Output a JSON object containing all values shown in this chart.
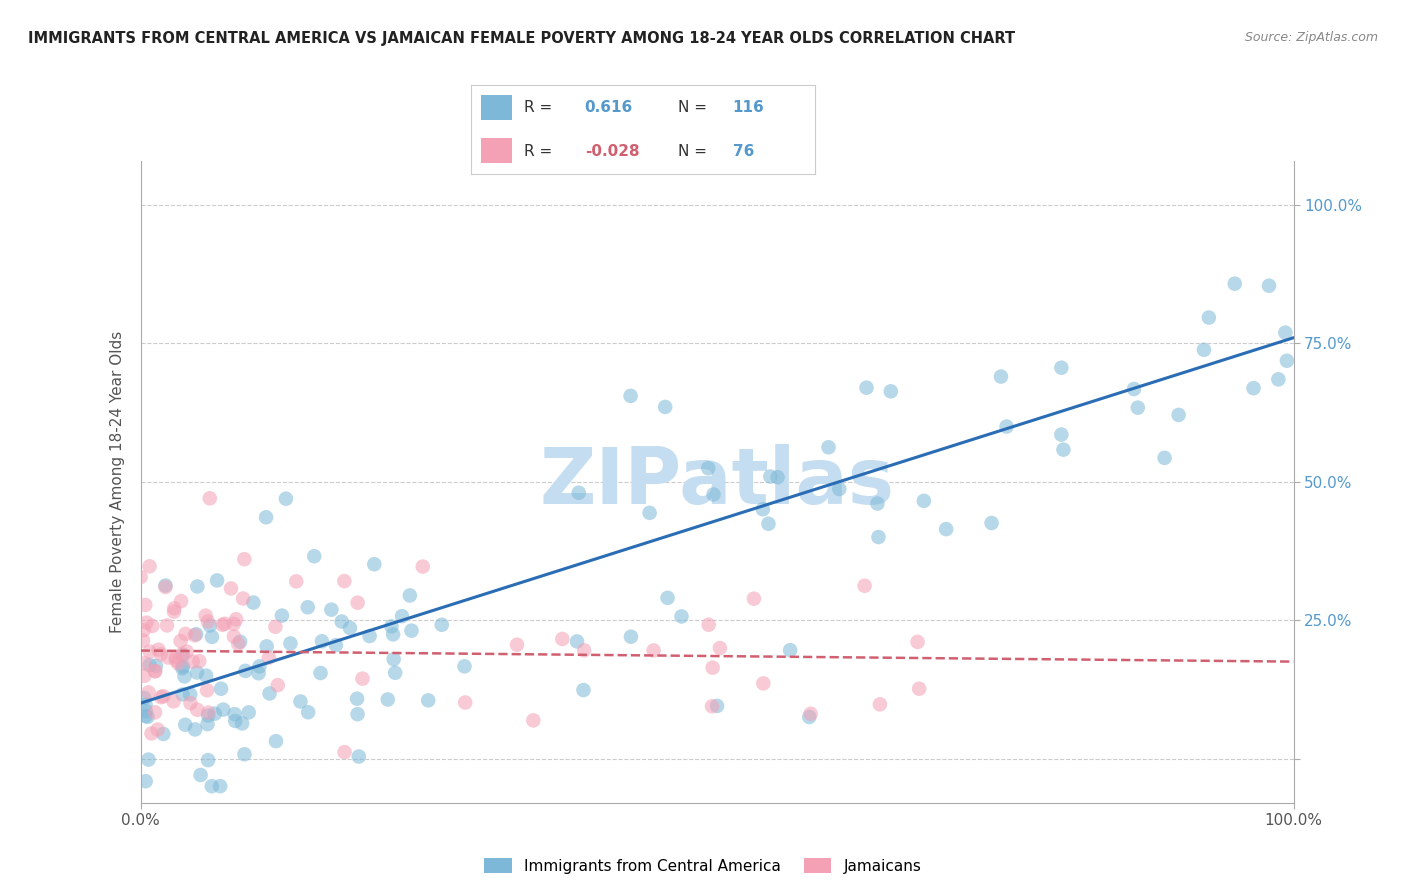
{
  "title": "IMMIGRANTS FROM CENTRAL AMERICA VS JAMAICAN FEMALE POVERTY AMONG 18-24 YEAR OLDS CORRELATION CHART",
  "source": "Source: ZipAtlas.com",
  "ylabel": "Female Poverty Among 18-24 Year Olds",
  "xlim": [
    0,
    1
  ],
  "ylim": [
    -0.08,
    1.08
  ],
  "yticks": [
    0.0,
    0.25,
    0.5,
    0.75,
    1.0
  ],
  "ytick_labels": [
    "",
    "25.0%",
    "50.0%",
    "75.0%",
    "100.0%"
  ],
  "xtick_labels": [
    "0.0%",
    "100.0%"
  ],
  "legend_blue_label": "Immigrants from Central America",
  "legend_pink_label": "Jamaicans",
  "R_blue": "0.616",
  "N_blue": "116",
  "R_pink": "-0.028",
  "N_pink": "76",
  "blue_color": "#7db8d8",
  "pink_color": "#f4a0b5",
  "trend_blue_color": "#2a6db5",
  "trend_pink_color": "#d06070",
  "watermark": "ZIPatlas",
  "watermark_color": "#c5ddf0",
  "blue_trend_x0": 0.0,
  "blue_trend_y0": 0.1,
  "blue_trend_x1": 1.0,
  "blue_trend_y1": 0.76,
  "pink_trend_x0": 0.0,
  "pink_trend_y0": 0.195,
  "pink_trend_x1": 1.0,
  "pink_trend_y1": 0.175
}
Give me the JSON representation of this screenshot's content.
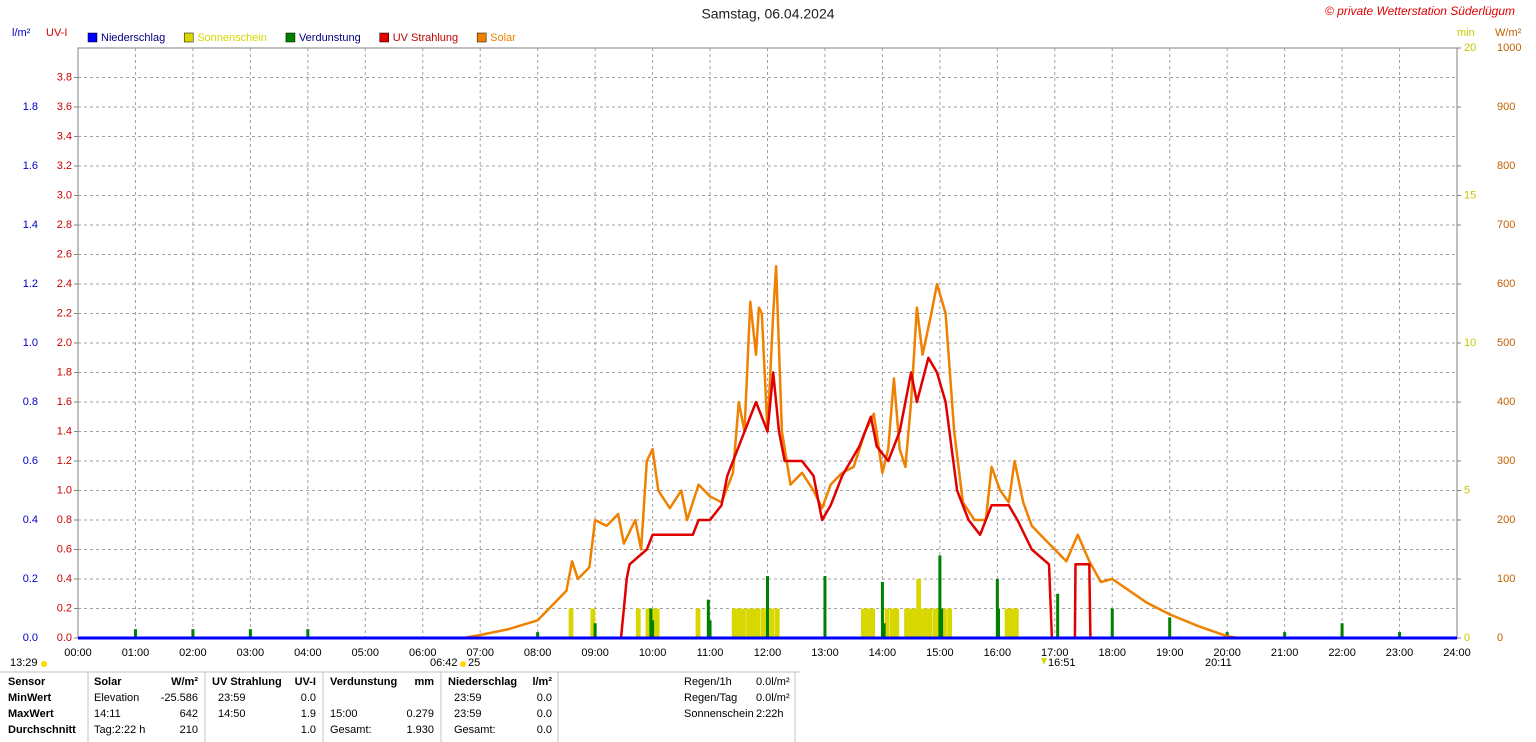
{
  "chart_data": {
    "type": "line",
    "title": "Samstag, 06.04.2024",
    "credit": "© private Wetterstation Süderlügum",
    "axes": [
      {
        "label": "l/m²",
        "color": "#0000c8",
        "lim": [
          0,
          2
        ],
        "ticks": [
          {
            "value": 0,
            "label": "0.0"
          },
          0.2,
          0.4,
          0.6,
          0.8,
          {
            "value": 1,
            "label": "1.0"
          },
          1.2,
          1.4,
          1.6,
          1.8
        ]
      },
      {
        "label": "UV-I",
        "color": "#d00000",
        "lim": [
          0,
          4
        ],
        "ticks": [
          {
            "value": 0,
            "label": "0.0"
          },
          0.2,
          0.4,
          0.6,
          0.8,
          {
            "value": 1,
            "label": "1.0"
          },
          1.2,
          1.4,
          1.6,
          1.8,
          {
            "value": 2,
            "label": "2.0"
          },
          2.2,
          2.4,
          2.6,
          2.8,
          {
            "value": 3,
            "label": "3.0"
          },
          3.2,
          3.4,
          3.6,
          3.8
        ]
      },
      {
        "label": "min",
        "color": "#c8c800",
        "lim": [
          0,
          20
        ],
        "ticks": [
          0,
          5,
          10,
          15,
          20
        ]
      },
      {
        "label": "W/m²",
        "color": "#c06000",
        "lim": [
          0,
          1000
        ],
        "ticks": [
          0,
          100,
          200,
          300,
          400,
          500,
          600,
          700,
          800,
          900,
          1000
        ]
      }
    ],
    "xlim": [
      0,
      24
    ],
    "xticks": [
      {
        "value": 0,
        "label": "00:00"
      },
      {
        "value": 1,
        "label": "01:00"
      },
      {
        "value": 2,
        "label": "02:00"
      },
      {
        "value": 3,
        "label": "03:00"
      },
      {
        "value": 4,
        "label": "04:00"
      },
      {
        "value": 5,
        "label": "05:00"
      },
      {
        "value": 6,
        "label": "06:00"
      },
      {
        "value": 7,
        "label": "07:00"
      },
      {
        "value": 8,
        "label": "08:00"
      },
      {
        "value": 9,
        "label": "09:00"
      },
      {
        "value": 10,
        "label": "10:00"
      },
      {
        "value": 11,
        "label": "11:00"
      },
      {
        "value": 12,
        "label": "12:00"
      },
      {
        "value": 13,
        "label": "13:00"
      },
      {
        "value": 14,
        "label": "14:00"
      },
      {
        "value": 15,
        "label": "15:00"
      },
      {
        "value": 16,
        "label": "16:00"
      },
      {
        "value": 17,
        "label": "17:00"
      },
      {
        "value": 18,
        "label": "18:00"
      },
      {
        "value": 19,
        "label": "19:00"
      },
      {
        "value": 20,
        "label": "20:00"
      },
      {
        "value": 21,
        "label": "21:00"
      },
      {
        "value": 22,
        "label": "22:00"
      },
      {
        "value": 23,
        "label": "23:00"
      },
      {
        "value": 24,
        "label": "24:00"
      }
    ],
    "grid": true,
    "series": [
      {
        "name": "Niederschlag",
        "color": "#0000ff",
        "legend_color": "#000080",
        "axis": 0,
        "kind": "line",
        "x": [
          0,
          24
        ],
        "values": [
          0,
          0
        ]
      },
      {
        "name": "Sonnenschein",
        "color": "#d8d800",
        "legend_color": "#d8d800",
        "axis": 2,
        "kind": "bar",
        "x": [
          8.58,
          8.96,
          9.75,
          9.92,
          10.0,
          10.08,
          10.79,
          11.42,
          11.5,
          11.58,
          11.67,
          11.75,
          11.83,
          11.92,
          12.0,
          12.08,
          12.17,
          13.67,
          13.75,
          13.83,
          14.08,
          14.17,
          14.25,
          14.42,
          14.5,
          14.58,
          14.63,
          14.67,
          14.75,
          14.83,
          14.92,
          15.0,
          15.08,
          15.17,
          16.17,
          16.25,
          16.33
        ],
        "values": [
          1,
          1,
          1,
          1,
          1,
          1,
          1,
          1,
          1,
          1,
          1,
          1,
          1,
          1,
          1,
          1,
          1,
          1,
          1,
          1,
          1,
          1,
          1,
          1,
          1,
          1,
          2,
          1,
          1,
          1,
          1,
          1,
          1,
          1,
          1,
          1,
          1
        ]
      },
      {
        "name": "Verdunstung",
        "color": "#008000",
        "legend_color": "#000080",
        "axis": 0,
        "kind": "spike",
        "x": [
          1,
          2,
          3,
          4,
          8,
          9,
          9.97,
          10,
          10.97,
          11,
          12,
          13,
          14,
          14.03,
          15,
          15.03,
          16,
          16.02,
          17.05,
          18,
          19,
          20,
          21,
          22,
          23
        ],
        "values": [
          0.03,
          0.03,
          0.03,
          0.03,
          0.02,
          0.05,
          0.1,
          0.06,
          0.13,
          0.06,
          0.21,
          0.21,
          0.19,
          0.05,
          0.28,
          0.1,
          0.2,
          0.1,
          0.15,
          0.1,
          0.07,
          0.02,
          0.02,
          0.05,
          0.02
        ]
      },
      {
        "name": "UV Strahlung",
        "color": "#e00000",
        "legend_color": "#c00000",
        "axis": 1,
        "kind": "line",
        "x": [
          9.45,
          9.5,
          9.55,
          9.6,
          9.9,
          10.0,
          10.7,
          10.8,
          11.0,
          11.2,
          11.3,
          11.5,
          11.8,
          12.0,
          12.1,
          12.2,
          12.3,
          12.6,
          12.8,
          12.95,
          13.1,
          13.3,
          13.6,
          13.8,
          13.9,
          14.1,
          14.3,
          14.5,
          14.6,
          14.8,
          14.95,
          15.1,
          15.3,
          15.5,
          15.7,
          15.9,
          16.2,
          16.35,
          16.6,
          16.9,
          16.95,
          null,
          17.35,
          17.36,
          17.6,
          17.62
        ],
        "values": [
          0,
          0.2,
          0.4,
          0.5,
          0.6,
          0.7,
          0.7,
          0.8,
          0.8,
          0.9,
          1.1,
          1.3,
          1.6,
          1.4,
          1.8,
          1.4,
          1.2,
          1.2,
          1.1,
          0.8,
          0.9,
          1.1,
          1.3,
          1.5,
          1.3,
          1.2,
          1.4,
          1.8,
          1.6,
          1.9,
          1.8,
          1.6,
          1.0,
          0.8,
          0.7,
          0.9,
          0.9,
          0.8,
          0.6,
          0.5,
          0,
          null,
          0,
          0.5,
          0.5,
          0
        ]
      },
      {
        "name": "Solar",
        "color": "#f08000",
        "legend_color": "#f08000",
        "axis": 3,
        "kind": "line",
        "x": [
          6.7,
          7.0,
          7.5,
          8.0,
          8.3,
          8.5,
          8.6,
          8.7,
          8.9,
          9.0,
          9.2,
          9.4,
          9.5,
          9.7,
          9.8,
          9.9,
          10.0,
          10.1,
          10.3,
          10.5,
          10.6,
          10.8,
          11.0,
          11.2,
          11.4,
          11.5,
          11.6,
          11.7,
          11.8,
          11.85,
          11.9,
          12.0,
          12.1,
          12.15,
          12.25,
          12.4,
          12.6,
          12.8,
          12.95,
          13.1,
          13.3,
          13.5,
          13.7,
          13.85,
          14.0,
          14.1,
          14.2,
          14.3,
          14.4,
          14.5,
          14.6,
          14.7,
          14.85,
          14.95,
          15.1,
          15.25,
          15.4,
          15.6,
          15.8,
          15.9,
          16.05,
          16.2,
          16.3,
          16.45,
          16.6,
          16.8,
          17.0,
          17.2,
          17.4,
          17.6,
          17.8,
          18.0,
          18.3,
          18.6,
          19.0,
          19.5,
          20.0,
          20.2
        ],
        "values": [
          0,
          5,
          15,
          30,
          60,
          80,
          130,
          100,
          120,
          200,
          190,
          210,
          160,
          200,
          150,
          300,
          320,
          250,
          220,
          250,
          200,
          260,
          240,
          230,
          280,
          400,
          350,
          570,
          480,
          560,
          550,
          350,
          550,
          630,
          350,
          260,
          280,
          250,
          220,
          260,
          280,
          290,
          350,
          380,
          280,
          320,
          440,
          320,
          290,
          400,
          560,
          480,
          550,
          600,
          550,
          350,
          230,
          200,
          200,
          290,
          250,
          230,
          300,
          230,
          190,
          170,
          150,
          130,
          175,
          130,
          95,
          100,
          80,
          60,
          40,
          20,
          3,
          0
        ]
      }
    ],
    "annotations": [
      "13:29",
      "06:42",
      "25",
      "16:51",
      "20:11"
    ],
    "table": {
      "rows": [
        [
          "Sensor",
          "Solar",
          "W/m²",
          "UV Strahlung",
          "UV-I",
          "Verdunstung",
          "mm",
          "Niederschlag",
          "l/m²"
        ],
        [
          "MinWert",
          "Elevation",
          "-25.586",
          "23:59",
          "0.0",
          null,
          null,
          "23:59",
          "0.0"
        ],
        [
          "MaxWert",
          "14:11",
          "642",
          "14:50",
          "1.9",
          "15:00",
          "0.279",
          "23:59",
          "0.0"
        ],
        [
          "Durchschnitt",
          "Tag:2:22 h",
          "210",
          null,
          "1.0",
          "Gesamt:",
          "1.930",
          "Gesamt:",
          "0.0"
        ]
      ],
      "summary": [
        [
          "Regen/1h",
          "0.0l/m²"
        ],
        [
          "Regen/Tag",
          "0.0l/m²"
        ],
        [
          "Sonnenschein",
          "2:22h"
        ]
      ]
    }
  }
}
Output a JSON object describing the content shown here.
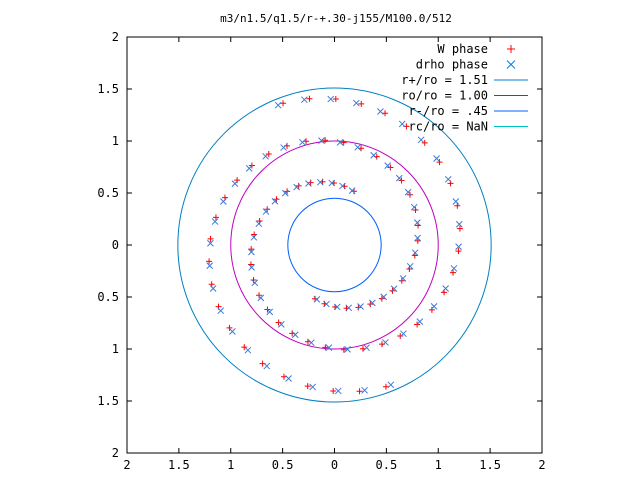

+ + +

• _TASK TO CARRY OUT_
Out of the material above, gather each line where "shown" appears.

• _RESULT OF THIS EXERCISE_
Output a JSON object containing all values shown in this chart.
Output a JSON object describing the content shown here.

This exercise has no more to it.